| Task statement |
Extract every line of the entries below word for word, leaving each one unchanged.

| Material for the task |
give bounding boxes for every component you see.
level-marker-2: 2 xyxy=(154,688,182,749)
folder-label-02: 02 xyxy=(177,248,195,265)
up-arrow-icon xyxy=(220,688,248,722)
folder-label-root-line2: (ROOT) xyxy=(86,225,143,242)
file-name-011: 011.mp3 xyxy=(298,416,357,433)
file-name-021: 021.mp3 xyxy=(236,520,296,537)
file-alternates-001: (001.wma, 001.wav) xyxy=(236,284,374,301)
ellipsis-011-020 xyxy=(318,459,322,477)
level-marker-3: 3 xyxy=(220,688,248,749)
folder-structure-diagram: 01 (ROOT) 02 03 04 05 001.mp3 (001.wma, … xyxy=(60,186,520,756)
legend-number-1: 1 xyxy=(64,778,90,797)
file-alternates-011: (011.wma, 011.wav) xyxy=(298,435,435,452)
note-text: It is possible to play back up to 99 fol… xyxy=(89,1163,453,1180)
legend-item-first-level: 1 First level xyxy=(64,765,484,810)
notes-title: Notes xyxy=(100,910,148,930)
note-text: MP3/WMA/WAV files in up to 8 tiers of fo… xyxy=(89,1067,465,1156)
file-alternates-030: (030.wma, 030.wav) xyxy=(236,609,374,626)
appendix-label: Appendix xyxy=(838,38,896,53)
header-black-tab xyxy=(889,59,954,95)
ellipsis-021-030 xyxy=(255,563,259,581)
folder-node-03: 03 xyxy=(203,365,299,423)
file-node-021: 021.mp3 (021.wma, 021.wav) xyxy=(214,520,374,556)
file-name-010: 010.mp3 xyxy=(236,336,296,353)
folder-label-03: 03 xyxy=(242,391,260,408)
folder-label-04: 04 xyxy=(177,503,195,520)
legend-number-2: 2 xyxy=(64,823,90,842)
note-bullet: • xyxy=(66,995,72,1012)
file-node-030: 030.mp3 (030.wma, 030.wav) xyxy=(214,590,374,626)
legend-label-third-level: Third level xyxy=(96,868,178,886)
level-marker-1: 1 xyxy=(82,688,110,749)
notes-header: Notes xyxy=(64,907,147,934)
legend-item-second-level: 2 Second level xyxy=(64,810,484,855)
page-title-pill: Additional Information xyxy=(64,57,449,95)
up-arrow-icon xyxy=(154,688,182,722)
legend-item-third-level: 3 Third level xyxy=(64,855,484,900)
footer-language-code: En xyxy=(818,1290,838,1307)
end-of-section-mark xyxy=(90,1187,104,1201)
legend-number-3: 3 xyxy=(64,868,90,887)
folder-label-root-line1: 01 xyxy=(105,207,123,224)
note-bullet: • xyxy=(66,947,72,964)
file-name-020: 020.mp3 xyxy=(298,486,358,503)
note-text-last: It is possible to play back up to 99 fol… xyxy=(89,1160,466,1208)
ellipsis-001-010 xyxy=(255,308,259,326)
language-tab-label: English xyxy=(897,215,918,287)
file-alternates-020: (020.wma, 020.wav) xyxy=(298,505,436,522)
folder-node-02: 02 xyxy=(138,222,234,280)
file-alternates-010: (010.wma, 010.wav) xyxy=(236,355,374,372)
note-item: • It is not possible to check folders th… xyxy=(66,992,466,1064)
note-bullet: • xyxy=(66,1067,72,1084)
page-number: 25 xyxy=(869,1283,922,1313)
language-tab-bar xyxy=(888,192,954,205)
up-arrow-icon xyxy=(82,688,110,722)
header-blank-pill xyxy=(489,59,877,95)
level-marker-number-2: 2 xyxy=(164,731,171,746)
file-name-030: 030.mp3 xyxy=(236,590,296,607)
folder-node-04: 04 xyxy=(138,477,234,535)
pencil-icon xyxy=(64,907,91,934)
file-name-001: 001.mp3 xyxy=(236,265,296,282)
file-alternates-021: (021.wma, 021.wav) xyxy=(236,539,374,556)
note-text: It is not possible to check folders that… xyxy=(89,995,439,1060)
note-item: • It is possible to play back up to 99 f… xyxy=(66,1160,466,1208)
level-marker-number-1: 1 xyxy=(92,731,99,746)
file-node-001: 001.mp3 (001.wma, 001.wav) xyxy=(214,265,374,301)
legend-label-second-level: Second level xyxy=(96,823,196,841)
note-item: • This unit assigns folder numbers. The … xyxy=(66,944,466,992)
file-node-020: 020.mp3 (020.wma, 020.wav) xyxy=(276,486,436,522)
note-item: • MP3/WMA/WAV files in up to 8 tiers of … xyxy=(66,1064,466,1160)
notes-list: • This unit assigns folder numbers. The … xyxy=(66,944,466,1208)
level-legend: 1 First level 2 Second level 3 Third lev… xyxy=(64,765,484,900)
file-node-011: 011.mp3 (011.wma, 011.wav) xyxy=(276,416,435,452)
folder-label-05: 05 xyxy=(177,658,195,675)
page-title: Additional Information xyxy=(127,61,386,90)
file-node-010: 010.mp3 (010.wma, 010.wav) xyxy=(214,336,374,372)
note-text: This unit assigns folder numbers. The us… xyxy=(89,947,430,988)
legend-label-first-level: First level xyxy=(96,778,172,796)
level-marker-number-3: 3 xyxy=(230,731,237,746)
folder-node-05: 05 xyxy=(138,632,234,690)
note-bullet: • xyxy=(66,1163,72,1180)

| Written solution |
give bounding boxes for every component you see.
level-marker-2: 2 xyxy=(154,688,182,749)
folder-label-02: 02 xyxy=(177,248,195,265)
up-arrow-icon xyxy=(220,688,248,722)
folder-label-root-line2: (ROOT) xyxy=(86,225,143,242)
file-name-011: 011.mp3 xyxy=(298,416,357,433)
file-name-021: 021.mp3 xyxy=(236,520,296,537)
file-alternates-001: (001.wma, 001.wav) xyxy=(236,284,374,301)
ellipsis-011-020 xyxy=(318,459,322,477)
level-marker-3: 3 xyxy=(220,688,248,749)
folder-structure-diagram: 01 (ROOT) 02 03 04 05 001.mp3 (001.wma, … xyxy=(60,186,520,756)
legend-number-1: 1 xyxy=(64,778,90,797)
file-alternates-011: (011.wma, 011.wav) xyxy=(298,435,435,452)
note-text: It is possible to play back up to 99 fol… xyxy=(89,1163,453,1180)
legend-item-first-level: 1 First level xyxy=(64,765,484,810)
notes-title: Notes xyxy=(100,910,148,930)
note-text: MP3/WMA/WAV files in up to 8 tiers of fo… xyxy=(89,1067,465,1156)
file-alternates-030: (030.wma, 030.wav) xyxy=(236,609,374,626)
appendix-label: Appendix xyxy=(838,38,896,53)
header-black-tab xyxy=(889,59,954,95)
ellipsis-021-030 xyxy=(255,563,259,581)
folder-node-03: 03 xyxy=(203,365,299,423)
file-node-021: 021.mp3 (021.wma, 021.wav) xyxy=(214,520,374,556)
file-name-010: 010.mp3 xyxy=(236,336,296,353)
folder-label-03: 03 xyxy=(242,391,260,408)
folder-label-04: 04 xyxy=(177,503,195,520)
legend-number-2: 2 xyxy=(64,823,90,842)
note-bullet: • xyxy=(66,995,72,1012)
file-node-030: 030.mp3 (030.wma, 030.wav) xyxy=(214,590,374,626)
legend-label-third-level: Third level xyxy=(96,868,178,886)
level-marker-1: 1 xyxy=(82,688,110,749)
notes-header: Notes xyxy=(64,907,147,934)
legend-item-second-level: 2 Second level xyxy=(64,810,484,855)
page-title-pill: Additional Information xyxy=(64,57,449,95)
up-arrow-icon xyxy=(154,688,182,722)
legend-item-third-level: 3 Third level xyxy=(64,855,484,900)
footer-language-code: En xyxy=(818,1290,838,1307)
end-of-section-mark xyxy=(90,1187,104,1201)
legend-number-3: 3 xyxy=(64,868,90,887)
folder-label-root-line1: 01 xyxy=(105,207,123,224)
note-bullet: • xyxy=(66,947,72,964)
file-name-020: 020.mp3 xyxy=(298,486,358,503)
note-text-last: It is possible to play back up to 99 fol… xyxy=(89,1160,466,1208)
ellipsis-001-010 xyxy=(255,308,259,326)
language-tab-label: English xyxy=(897,215,918,287)
file-alternates-020: (020.wma, 020.wav) xyxy=(298,505,436,522)
folder-node-02: 02 xyxy=(138,222,234,280)
file-alternates-010: (010.wma, 010.wav) xyxy=(236,355,374,372)
note-item: • It is not possible to check folders th… xyxy=(66,992,466,1064)
note-bullet: • xyxy=(66,1067,72,1084)
page-number: 25 xyxy=(869,1283,922,1313)
language-tab-bar xyxy=(888,192,954,205)
up-arrow-icon xyxy=(82,688,110,722)
header-blank-pill xyxy=(489,59,877,95)
level-marker-number-2: 2 xyxy=(164,731,171,746)
file-name-030: 030.mp3 xyxy=(236,590,296,607)
folder-node-04: 04 xyxy=(138,477,234,535)
pencil-icon xyxy=(64,907,91,934)
file-name-001: 001.mp3 xyxy=(236,265,296,282)
file-alternates-021: (021.wma, 021.wav) xyxy=(236,539,374,556)
note-text: It is not possible to check folders that… xyxy=(89,995,439,1060)
note-item: • It is possible to play back up to 99 f… xyxy=(66,1160,466,1208)
level-marker-number-1: 1 xyxy=(92,731,99,746)
file-node-001: 001.mp3 (001.wma, 001.wav) xyxy=(214,265,374,301)
legend-label-second-level: Second level xyxy=(96,823,196,841)
note-item: • This unit assigns folder numbers. The … xyxy=(66,944,466,992)
file-node-020: 020.mp3 (020.wma, 020.wav) xyxy=(276,486,436,522)
note-item: • MP3/WMA/WAV files in up to 8 tiers of … xyxy=(66,1064,466,1160)
notes-list: • This unit assigns folder numbers. The … xyxy=(66,944,466,1208)
level-legend: 1 First level 2 Second level 3 Third lev… xyxy=(64,765,484,900)
file-node-011: 011.mp3 (011.wma, 011.wav) xyxy=(276,416,435,452)
folder-label-05: 05 xyxy=(177,658,195,675)
page-title: Additional Information xyxy=(127,61,386,90)
file-node-010: 010.mp3 (010.wma, 010.wav) xyxy=(214,336,374,372)
note-text: This unit assigns folder numbers. The us… xyxy=(89,947,430,988)
legend-label-first-level: First level xyxy=(96,778,172,796)
level-marker-number-3: 3 xyxy=(230,731,237,746)
folder-node-05: 05 xyxy=(138,632,234,690)
note-bullet: • xyxy=(66,1163,72,1180)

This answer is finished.